Show every line of the records below that contains the word "bell".

- [Items]:

● ● ●

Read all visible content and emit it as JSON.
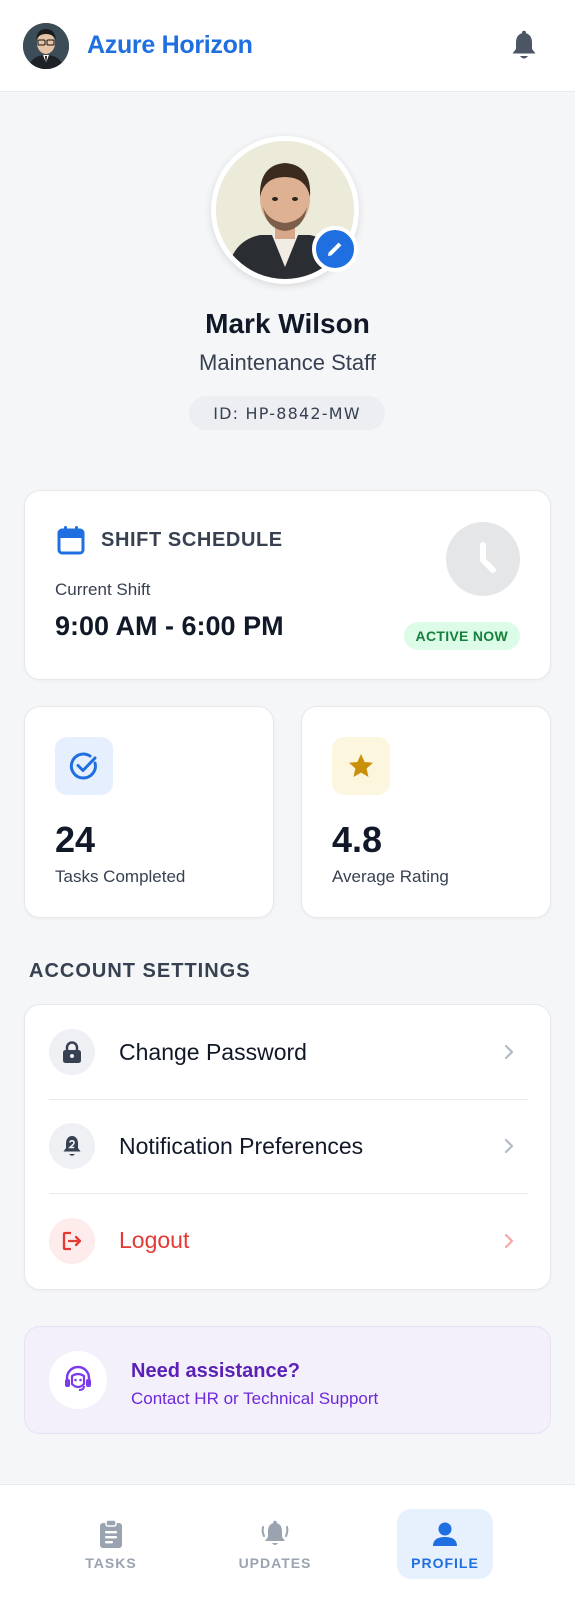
{
  "app": {
    "title": "Azure Horizon"
  },
  "profile": {
    "name": "Mark Wilson",
    "role": "Maintenance Staff",
    "id": "ID: HP-8842-MW"
  },
  "shift": {
    "title": "SHIFT SCHEDULE",
    "label": "Current Shift",
    "time": "9:00 AM - 6:00 PM",
    "status": "ACTIVE NOW"
  },
  "stats": [
    {
      "value": "24",
      "label": "Tasks Completed",
      "icon": "check-circle-icon"
    },
    {
      "value": "4.8",
      "label": "Average Rating",
      "icon": "star-icon"
    }
  ],
  "settings": {
    "heading": "ACCOUNT SETTINGS",
    "items": [
      {
        "label": "Change Password",
        "icon": "lock-icon"
      },
      {
        "label": "Notification Preferences",
        "icon": "notification-bell-icon"
      },
      {
        "label": "Logout",
        "icon": "logout-icon"
      }
    ]
  },
  "help": {
    "title": "Need assistance?",
    "subtitle": "Contact HR or Technical Support"
  },
  "nav": {
    "items": [
      {
        "label": "TASKS",
        "icon": "clipboard-icon"
      },
      {
        "label": "UPDATES",
        "icon": "alarm-bell-icon"
      },
      {
        "label": "PROFILE",
        "icon": "person-icon",
        "active": true
      }
    ]
  },
  "colors": {
    "primary": "#1f6fe0",
    "danger": "#e53935",
    "success_bg": "#dcfce7",
    "success_text": "#15803d",
    "help_accent": "#5b21b6"
  }
}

● ● ●

- [Complete answer]:
        "icon": "notification-bell-icon"
        "icon": "alarm-bell-icon"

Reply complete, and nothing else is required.